▸ DATA PROVIDED
_ _ _ _

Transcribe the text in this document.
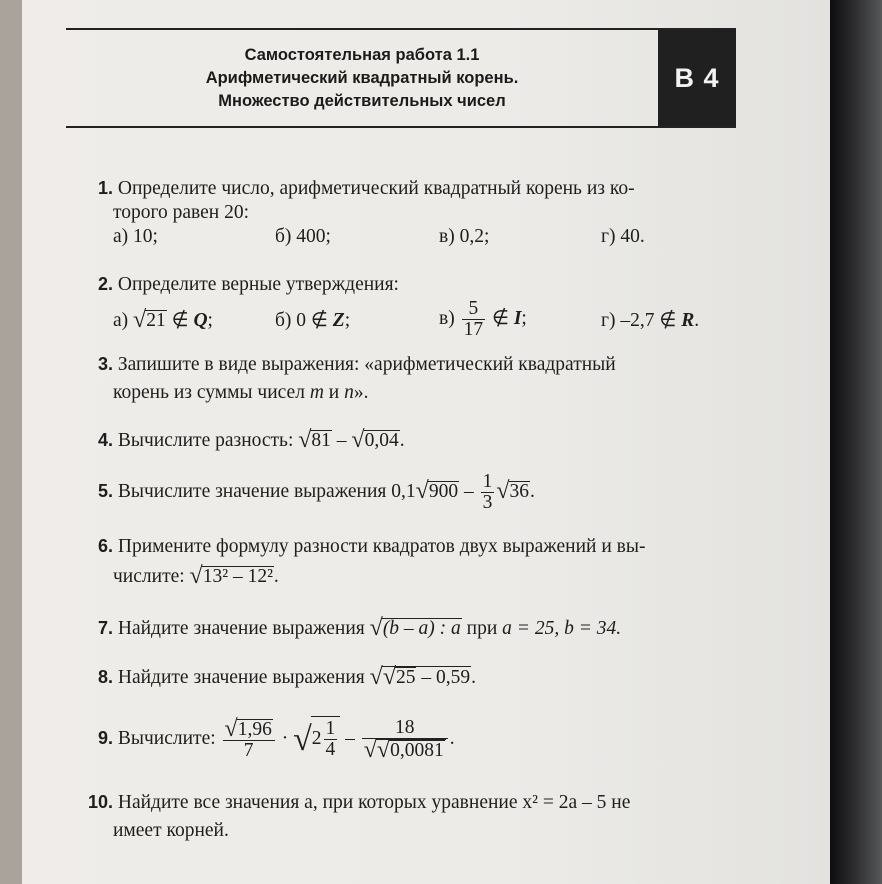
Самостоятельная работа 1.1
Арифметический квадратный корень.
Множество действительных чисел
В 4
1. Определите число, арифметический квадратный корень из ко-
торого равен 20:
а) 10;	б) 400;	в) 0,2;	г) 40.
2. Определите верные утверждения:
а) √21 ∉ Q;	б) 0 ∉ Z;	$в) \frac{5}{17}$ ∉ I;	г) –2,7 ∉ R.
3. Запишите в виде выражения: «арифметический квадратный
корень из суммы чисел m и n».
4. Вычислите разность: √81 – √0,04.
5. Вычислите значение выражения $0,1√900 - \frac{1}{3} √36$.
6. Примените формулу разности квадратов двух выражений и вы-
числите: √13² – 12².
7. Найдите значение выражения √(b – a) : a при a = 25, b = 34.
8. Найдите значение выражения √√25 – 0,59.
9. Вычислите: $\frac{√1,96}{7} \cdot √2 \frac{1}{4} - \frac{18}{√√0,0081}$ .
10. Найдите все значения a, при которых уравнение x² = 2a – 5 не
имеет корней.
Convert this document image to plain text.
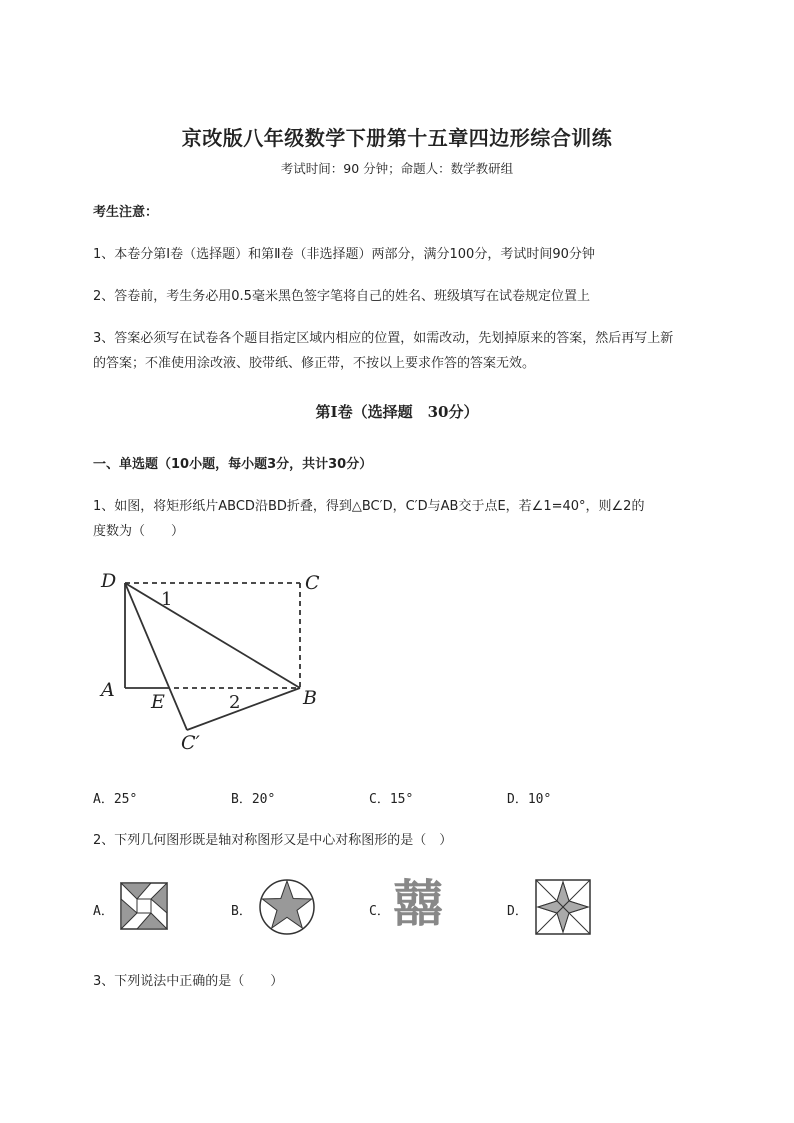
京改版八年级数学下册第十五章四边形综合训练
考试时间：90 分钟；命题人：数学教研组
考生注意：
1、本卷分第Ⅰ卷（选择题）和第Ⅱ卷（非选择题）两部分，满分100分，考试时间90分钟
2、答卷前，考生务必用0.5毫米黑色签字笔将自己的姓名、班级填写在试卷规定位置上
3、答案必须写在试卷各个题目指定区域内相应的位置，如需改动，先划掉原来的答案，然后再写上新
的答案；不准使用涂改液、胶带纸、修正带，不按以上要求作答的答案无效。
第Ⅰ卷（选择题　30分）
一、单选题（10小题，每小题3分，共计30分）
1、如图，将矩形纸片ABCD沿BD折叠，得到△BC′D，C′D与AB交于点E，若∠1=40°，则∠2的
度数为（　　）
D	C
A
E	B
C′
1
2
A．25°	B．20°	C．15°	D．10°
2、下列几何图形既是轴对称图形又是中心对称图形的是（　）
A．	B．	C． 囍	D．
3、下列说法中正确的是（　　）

_ _ _ _

▸ OBJECTIVE
Collect the lines that hold "frac".

▸ ANSWER TO THE TASK
а) √21 ∉ Q;	б) 0 ∉ Z;	$в) \frac{5}{17}$ ∉ I;	г) –2,7 ∉ R.
5. Вычислите значение выражения $0,1√900 - \frac{1}{3} √36$.
9. Вычислите: $\frac{√1,96}{7} \cdot √2 \frac{1}{4} - \frac{18}{√√0,0081}$ .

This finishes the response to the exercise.